— START OF Data extract —

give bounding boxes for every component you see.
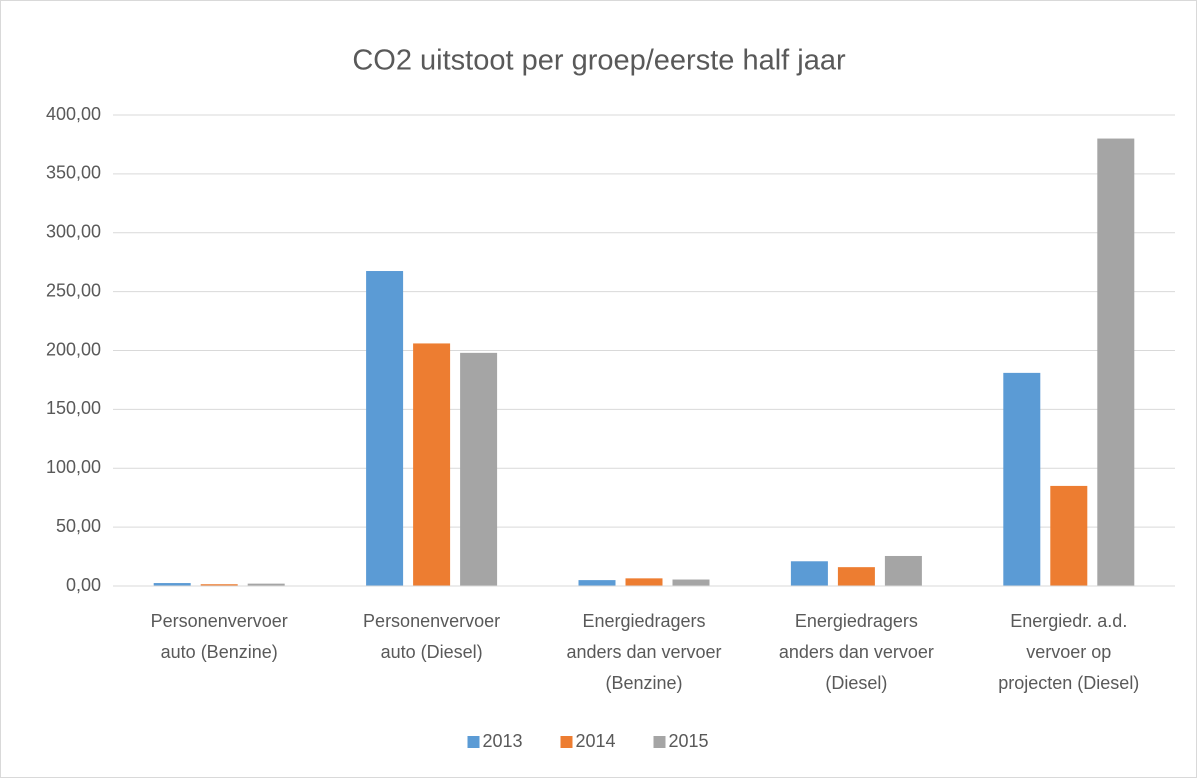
bar [1097,138,1135,587]
legend-label: 2013 [483,731,523,751]
bar [200,584,238,586]
bar [247,583,285,586]
x-tick-label: Energiedragers anders dan vervoer (Diese… [778,611,934,693]
chart-title: CO2 uitstoot per groep/eerste half jaar [352,45,846,77]
legend-label: 2015 [669,731,709,751]
y-tick-label: 350,00 [46,163,101,183]
bar [153,583,191,586]
bar [837,567,875,586]
y-tick-label: 100,00 [46,457,101,477]
legend-swatch [467,736,480,748]
bar [672,579,710,586]
x-tick-label: Energiedr. a.d. vervoer op projecten (Di… [998,611,1140,693]
x-tick-label: Personenvervoer auto (Diesel) [363,611,501,662]
bar [790,561,828,586]
bar [1050,485,1088,586]
bar [413,343,451,586]
bar [1003,372,1041,586]
legend-swatch [653,736,666,748]
y-tick-label: 50,00 [56,516,101,536]
y-tick-label: 300,00 [46,222,101,242]
bar [460,352,498,586]
y-tick-label: 200,00 [46,339,101,359]
legend-swatch [560,736,573,748]
x-tick-label: Personenvervoer auto (Benzine) [150,611,288,662]
bar [625,578,663,586]
y-tick-label: 0,00 [66,575,101,595]
y-tick-label: 150,00 [46,398,101,418]
legend-label: 2014 [576,731,616,751]
x-tick-label: Energiedragers anders dan vervoer (Benzi… [566,611,722,693]
bar [366,271,404,586]
y-tick-label: 250,00 [46,280,101,300]
bar [578,580,616,586]
bar [884,555,922,586]
y-tick-label: 400,00 [46,104,101,124]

— END OF Data extract —

■ Task goal: Copy the rows word for word, beginning at the line that contains "bar [1097,138,1135,587]" and stopping after the line that contains "y-tick-label: 150,00 [46,398,101,418]".

■ Full solution:
bar [1097,138,1135,587]
legend-label: 2013 [483,731,523,751]
bar [200,584,238,586]
bar [247,583,285,586]
x-tick-label: Energiedragers anders dan vervoer (Diese… [778,611,934,693]
chart-title: CO2 uitstoot per groep/eerste half jaar [352,45,846,77]
legend-label: 2015 [669,731,709,751]
y-tick-label: 350,00 [46,163,101,183]
bar [153,583,191,586]
bar [837,567,875,586]
y-tick-label: 100,00 [46,457,101,477]
legend-swatch [467,736,480,748]
bar [672,579,710,586]
x-tick-label: Energiedr. a.d. vervoer op projecten (Di… [998,611,1140,693]
x-tick-label: Personenvervoer auto (Diesel) [363,611,501,662]
bar [790,561,828,586]
bar [1050,485,1088,586]
bar [413,343,451,586]
bar [1003,372,1041,586]
legend-swatch [653,736,666,748]
y-tick-label: 50,00 [56,516,101,536]
y-tick-label: 300,00 [46,222,101,242]
bar [460,352,498,586]
y-tick-label: 200,00 [46,339,101,359]
legend-swatch [560,736,573,748]
x-tick-label: Personenvervoer auto (Benzine) [150,611,288,662]
bar [625,578,663,586]
y-tick-label: 0,00 [66,575,101,595]
y-tick-label: 150,00 [46,398,101,418]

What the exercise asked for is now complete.